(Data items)
[BEGIN]
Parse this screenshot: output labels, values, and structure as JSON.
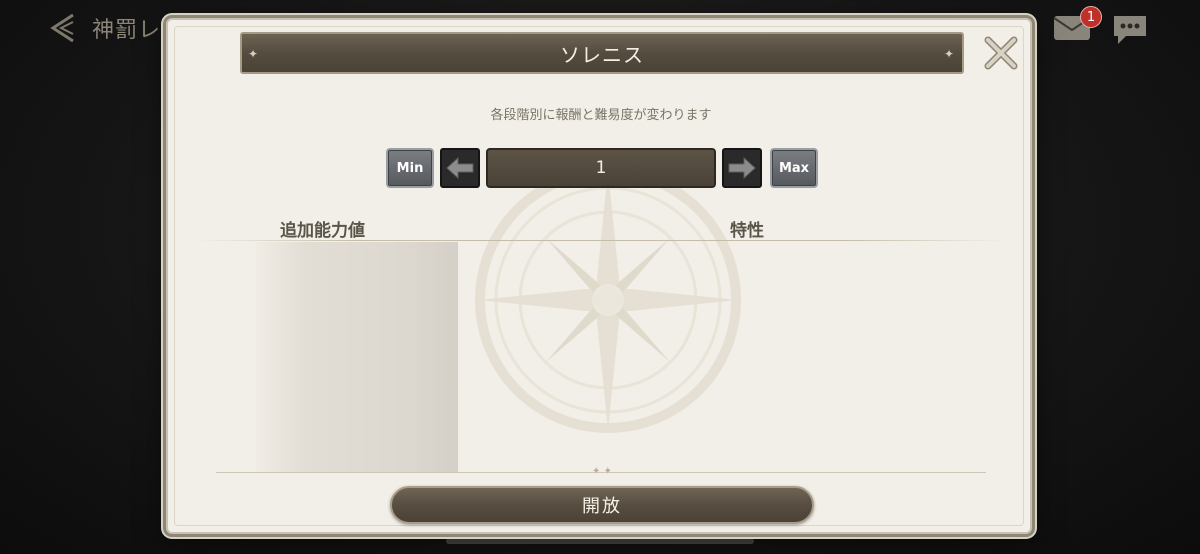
{
  "background": {
    "screen_title": "神罰レ",
    "mail_badge_count": "1"
  },
  "modal": {
    "title": "ソレニス",
    "subtitle": "各段階別に報酬と難易度が変わります",
    "min_label": "Min",
    "max_label": "Max",
    "stage_value": "1",
    "left_column_header": "追加能力値",
    "right_column_header": "特性",
    "open_button_label": "開放"
  },
  "colors": {
    "modal_bg": "#f2efe8",
    "banner_brown": "#554c40",
    "button_gray": "#6a6e73",
    "badge_red": "#c0302a"
  },
  "icons": [
    "back-arrow-icon",
    "mail-icon",
    "chat-icon",
    "close-icon",
    "arrow-left-icon",
    "arrow-right-icon",
    "compass-emblem"
  ]
}
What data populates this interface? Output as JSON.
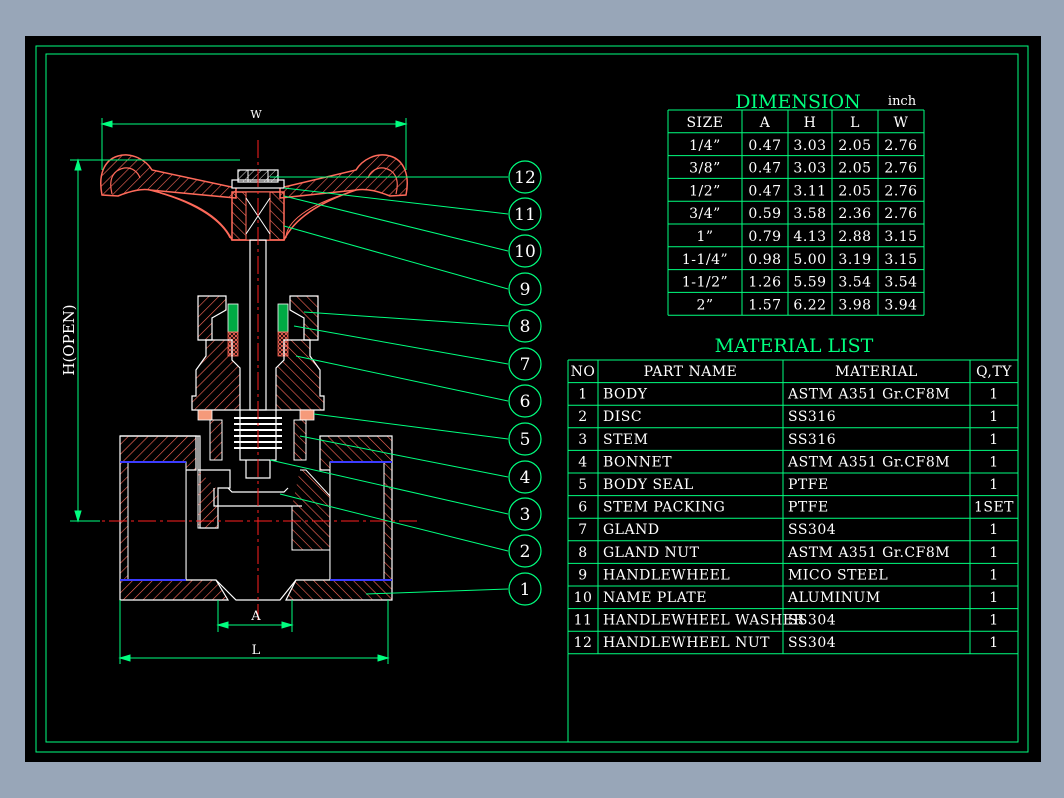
{
  "dimension": {
    "title": "DIMENSION",
    "unit": "inch",
    "headers": [
      "SIZE",
      "A",
      "H",
      "L",
      "W"
    ],
    "rows": [
      [
        "1/4”",
        "0.47",
        "3.03",
        "2.05",
        "2.76"
      ],
      [
        "3/8”",
        "0.47",
        "3.03",
        "2.05",
        "2.76"
      ],
      [
        "1/2”",
        "0.47",
        "3.11",
        "2.05",
        "2.76"
      ],
      [
        "3/4”",
        "0.59",
        "3.58",
        "2.36",
        "2.76"
      ],
      [
        "1”",
        "0.79",
        "4.13",
        "2.88",
        "3.15"
      ],
      [
        "1-1/4”",
        "0.98",
        "5.00",
        "3.19",
        "3.15"
      ],
      [
        "1-1/2”",
        "1.26",
        "5.59",
        "3.54",
        "3.54"
      ],
      [
        "2”",
        "1.57",
        "6.22",
        "3.98",
        "3.94"
      ]
    ]
  },
  "material_list": {
    "title": "MATERIAL  LIST",
    "headers": [
      "NO",
      "PART  NAME",
      "MATERIAL",
      "Q,TY"
    ],
    "rows": [
      [
        "1",
        "BODY",
        "ASTM  A351  Gr.CF8M",
        "1"
      ],
      [
        "2",
        "DISC",
        "SS316",
        "1"
      ],
      [
        "3",
        "STEM",
        "SS316",
        "1"
      ],
      [
        "4",
        "BONNET",
        "ASTM  A351  Gr.CF8M",
        "1"
      ],
      [
        "5",
        "BODY  SEAL",
        "PTFE",
        "1"
      ],
      [
        "6",
        "STEM  PACKING",
        "PTFE",
        "1SET"
      ],
      [
        "7",
        "GLAND",
        "SS304",
        "1"
      ],
      [
        "8",
        "GLAND  NUT",
        "ASTM  A351  Gr.CF8M",
        "1"
      ],
      [
        "9",
        "HANDLEWHEEL",
        "MICO  STEEL",
        "1"
      ],
      [
        "10",
        "NAME  PLATE",
        "ALUMINUM",
        "1"
      ],
      [
        "11",
        "HANDLEWHEEL  WASHER",
        "SS304",
        "1"
      ],
      [
        "12",
        "HANDLEWHEEL  NUT",
        "SS304",
        "1"
      ]
    ]
  },
  "drawing": {
    "dim_labels": {
      "w": "W",
      "h": "H(OPEN)",
      "a": "A",
      "l": "L"
    },
    "balloons": [
      "12",
      "11",
      "10",
      "9",
      "8",
      "7",
      "6",
      "5",
      "4",
      "3",
      "2",
      "1"
    ]
  },
  "colors": {
    "background": "#000000",
    "frame": "#00ff7f",
    "hatch": "#ff6a5a",
    "centerline": "#ff2020",
    "thread": "#3b3bff",
    "text": "#ffffff",
    "outer": "#98a6b8"
  }
}
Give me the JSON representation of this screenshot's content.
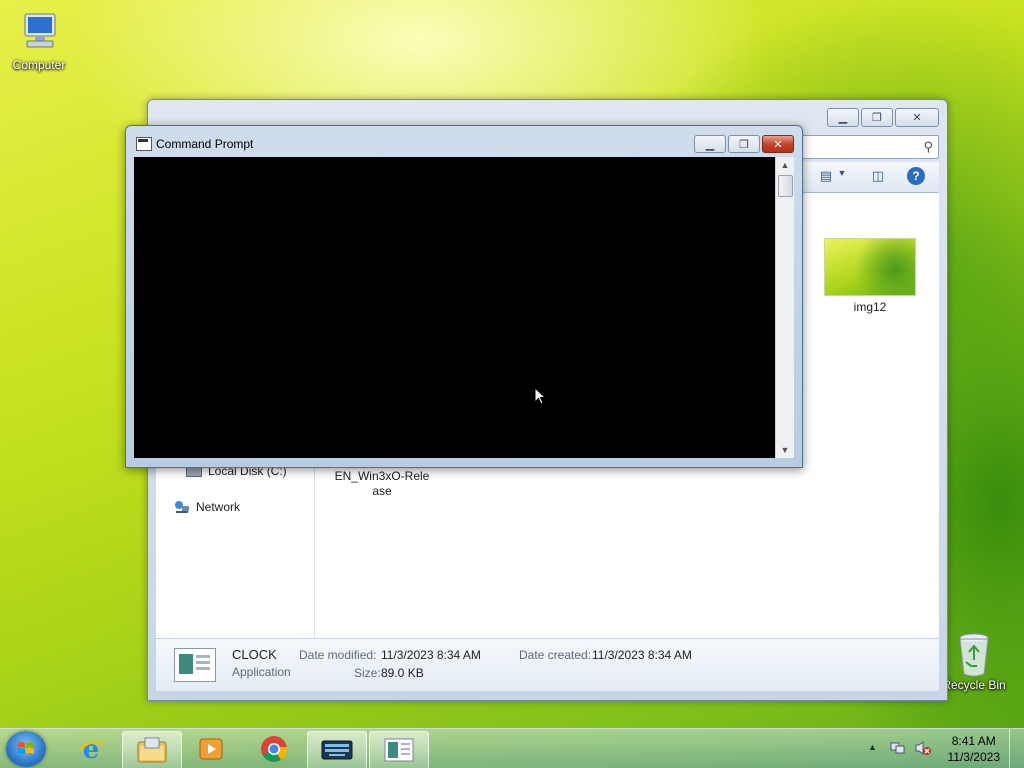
{
  "desktop": {
    "icons": [
      {
        "label": "Computer"
      },
      {
        "label": "Recycle Bin"
      }
    ]
  },
  "explorer": {
    "nav": {
      "local_disk": "Local Disk (C:)",
      "network": "Network"
    },
    "files": [
      {
        "name": "img12"
      },
      {
        "name_line1": "EN_Win3xO-Rele",
        "name_line2": "ase"
      }
    ],
    "details": {
      "name": "CLOCK",
      "type": "Application",
      "modified_label": "Date modified:",
      "modified_value": "11/3/2023 8:34 AM",
      "created_label": "Date created:",
      "created_value": "11/3/2023 8:34 AM",
      "size_label": "Size:",
      "size_value": "89.0 KB"
    }
  },
  "cmd": {
    "title": "Command Prompt"
  },
  "taskbar": {
    "clock_time": "8:41 AM",
    "clock_date": "11/3/2023"
  },
  "colors": {
    "console_bg": "#000000",
    "close_red": "#c7432a",
    "accent_blue": "#2a6cc4"
  }
}
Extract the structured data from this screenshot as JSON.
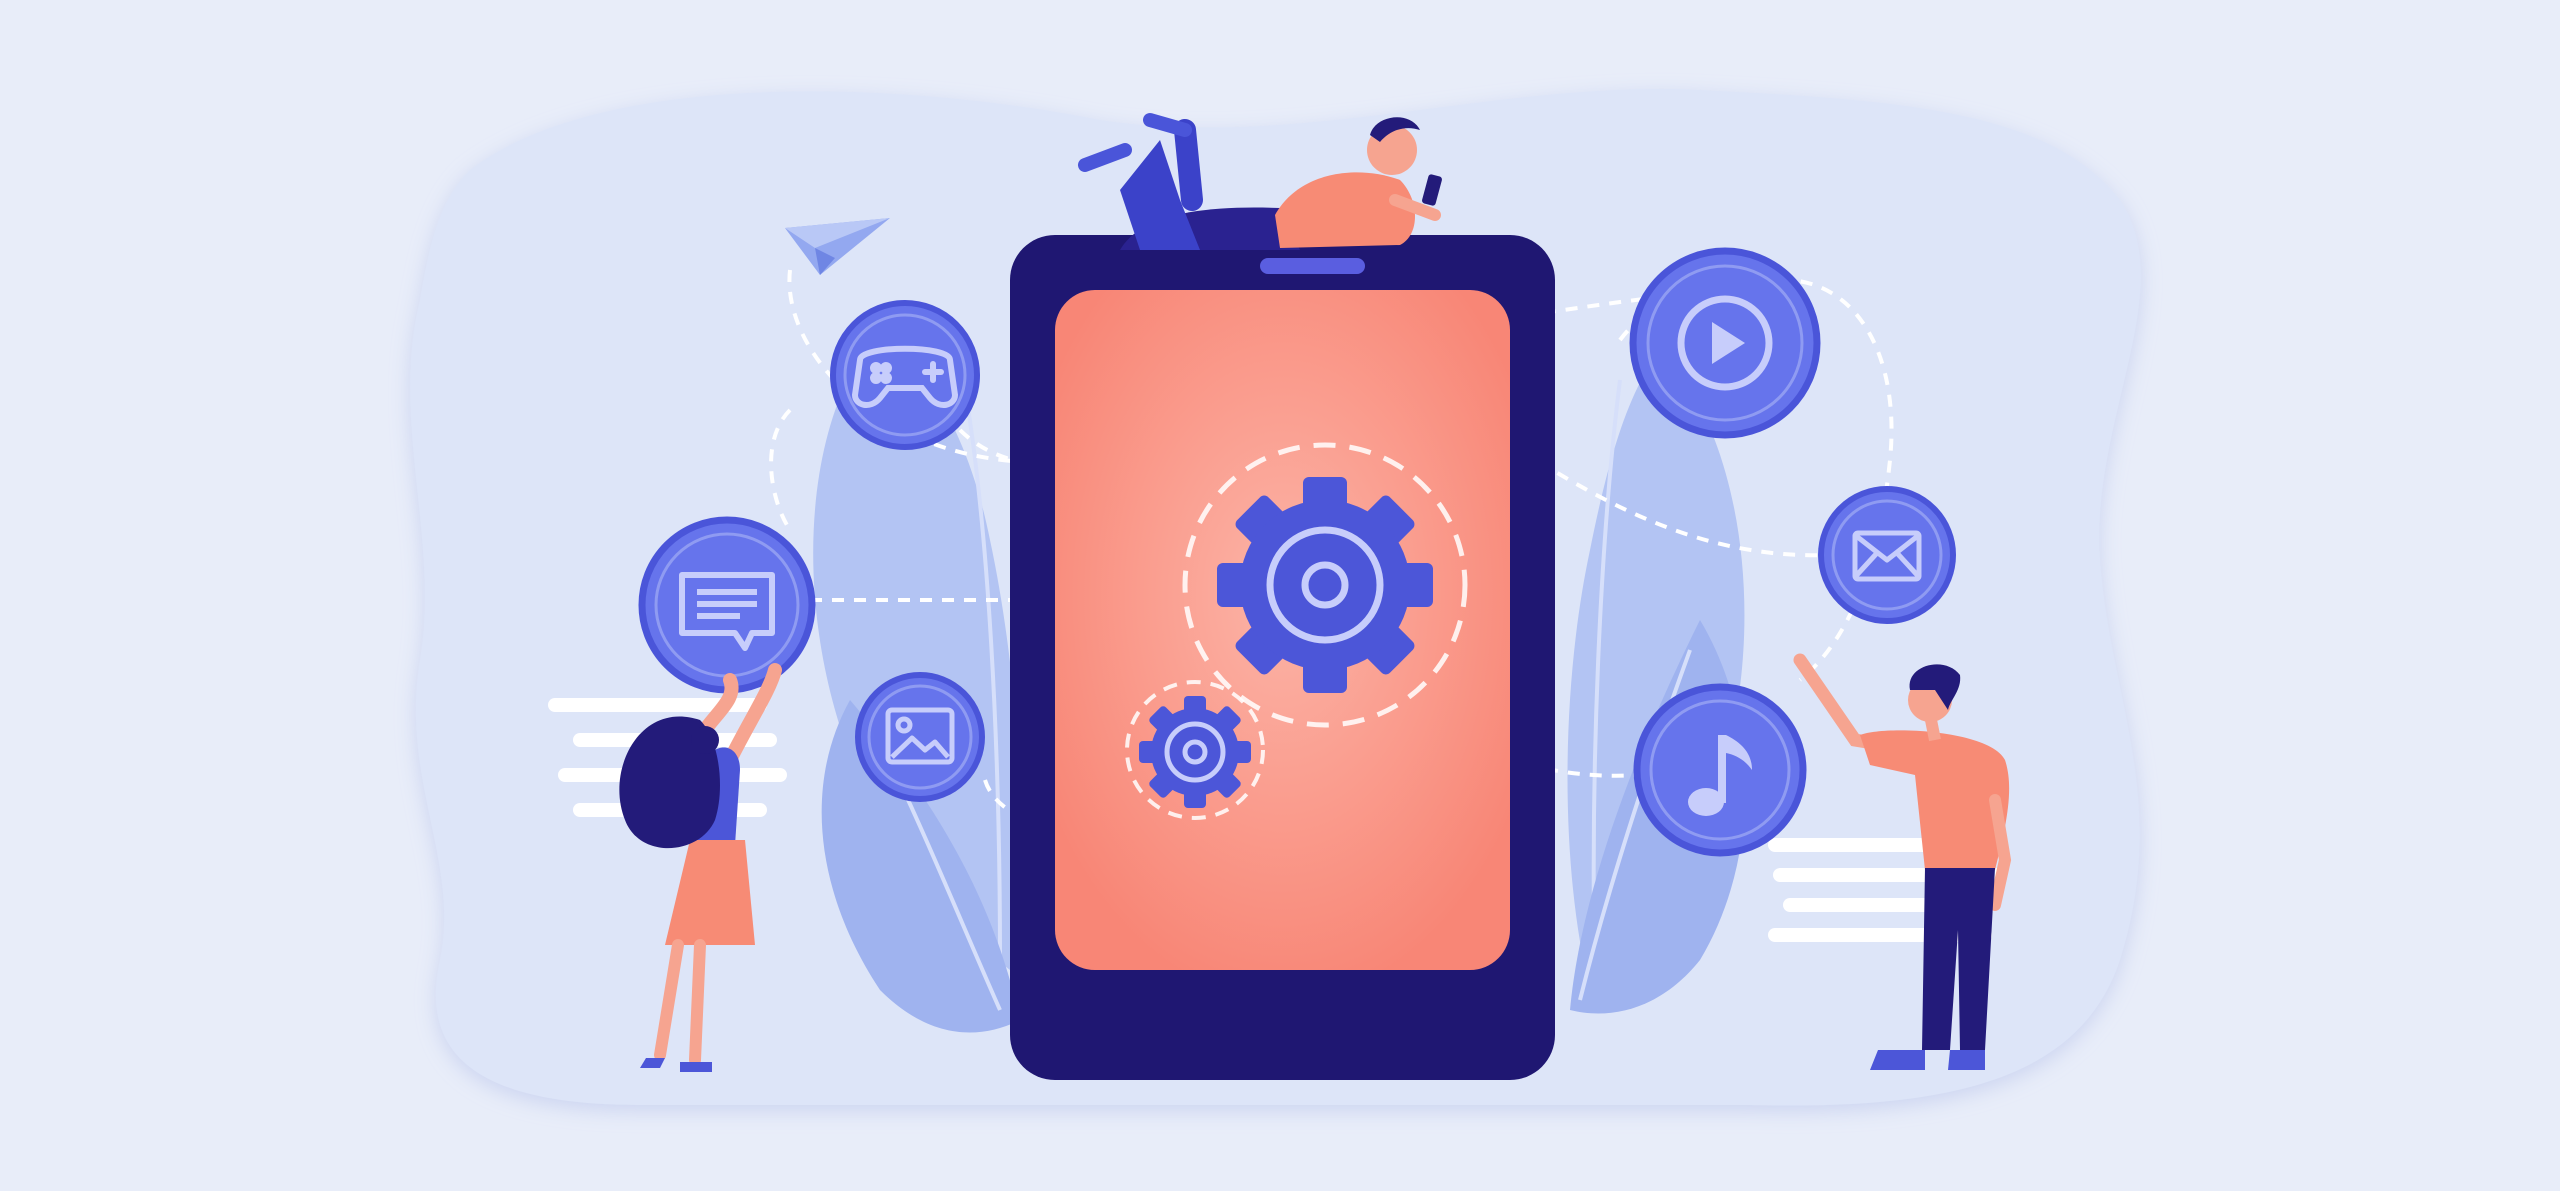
{
  "colors": {
    "background": "#e8edf9",
    "backdrop_blob": "#dde5f8",
    "leaf_light": "#b8c8f4",
    "leaf_mid": "#9db2ef",
    "tablet_frame": "#1f1772",
    "tablet_screen": "#f88d7f",
    "tablet_screen_glow": "#fbab9e",
    "icon_circle_fill": "#6674ec",
    "icon_circle_ring": "#4a55d9",
    "icon_glyph": "#c7cdfb",
    "gear": "#4c56d8",
    "person_shirt": "#f78b75",
    "person_pants": "#231b7a",
    "person_hair": "#231b7a",
    "person_skin": "#f6a490",
    "dashed_line": "#ffffff",
    "speed_lines": "#ffffff"
  },
  "icons": {
    "gamepad": "gamepad-icon",
    "chat": "chat-bubble-icon",
    "image": "image-icon",
    "play": "play-icon",
    "mail": "mail-icon",
    "music": "music-note-icon",
    "paper_plane": "paper-plane-icon",
    "gears": "gear-icon"
  }
}
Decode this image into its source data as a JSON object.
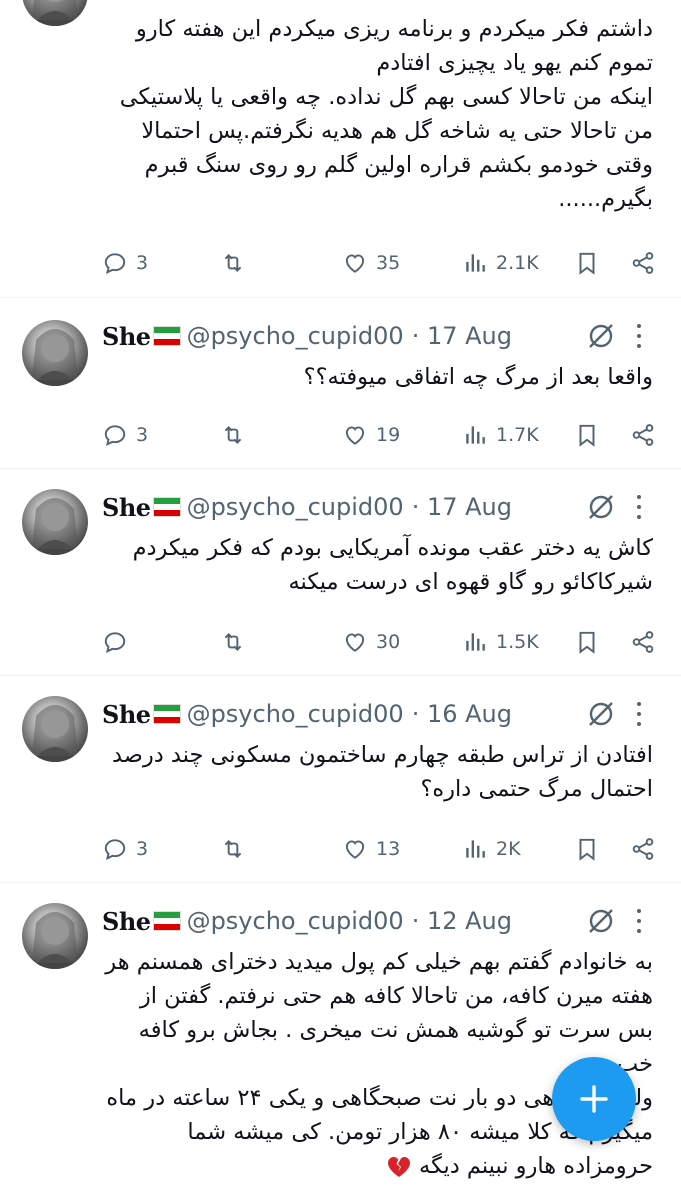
{
  "colors": {
    "accent": "#1d9bf0",
    "muted": "#536471",
    "text": "#0f1419"
  },
  "feed": {
    "tweets": [
      {
        "text": "داشتم فکر میکردم و برنامه ریزی میکردم این هفته کارو تموم کنم یهو یاد یچیزی افتادم\nاینکه من تاحالا کسی بهم گل نداده. چه واقعی یا پلاستیکی من تاحالا حتی یه شاخه گل هم هدیه نگرفتم.پس احتمالا وقتی خودمو بکشم قراره اولین گلم رو روی سنگ قبرم بگیرم......",
        "replies": "3",
        "likes": "35",
        "views": "2.1K"
      },
      {
        "name": "She",
        "handle": "@psycho_cupid00",
        "date": "· 17 Aug",
        "text": "واقعا بعد از مرگ چه اتفاقی میوفته؟؟",
        "replies": "3",
        "likes": "19",
        "views": "1.7K"
      },
      {
        "name": "She",
        "handle": "@psycho_cupid00",
        "date": "· 17 Aug",
        "text": "کاش یه دختر عقب مونده آمریکایی بودم که فکر میکردم شیرکاکائو رو گاو قهوه ای درست میکنه",
        "replies": "",
        "likes": "30",
        "views": "1.5K"
      },
      {
        "name": "She",
        "handle": "@psycho_cupid00",
        "date": "· 16 Aug",
        "text": "افتادن از تراس طبقه چهارم ساختمون مسکونی چند درصد احتمال مرگ حتمی داره؟",
        "replies": "3",
        "likes": "13",
        "views": "2K"
      },
      {
        "name": "She",
        "handle": "@psycho_cupid00",
        "date": "· 12 Aug",
        "text": "به خانوادم گفتم بهم خیلی کم پول میدید دخترای همسنم هر هفته میرن کافه، من تاحالا کافه هم حتی نرفتم. گفتن از بس سرت تو گوشیه همش نت میخری . بجاش برو کافه خب\nولی من ماهی دو بار نت صبحگاهی و یکی ۲۴ ساعته در ماه میگیرم که کلا میشه ۸۰ هزار تومن. کی میشه شما حرومزاده هارو نبینم دیگه"
      }
    ]
  },
  "icons": {
    "reply": "reply-bubble-icon",
    "retweet": "retweet-icon",
    "like": "heart-icon",
    "views": "analytics-bars-icon",
    "bookmark": "bookmark-icon",
    "share": "share-icon",
    "grok": "grok-slash-icon",
    "more": "more-dots-icon",
    "compose": "plus-icon",
    "flag": "iran-flag-icon",
    "broken_heart": "broken-heart-emoji-icon"
  }
}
[END]
• BRIEF:
Copy each line of the records containing the string "screenshot".

• EXERCISE RESULT:
Parse this screenshot: output labels, values, and structure as JSON.
Give me the JSON representation of this screenshot's content.
Extract the structured data from this screenshot as JSON.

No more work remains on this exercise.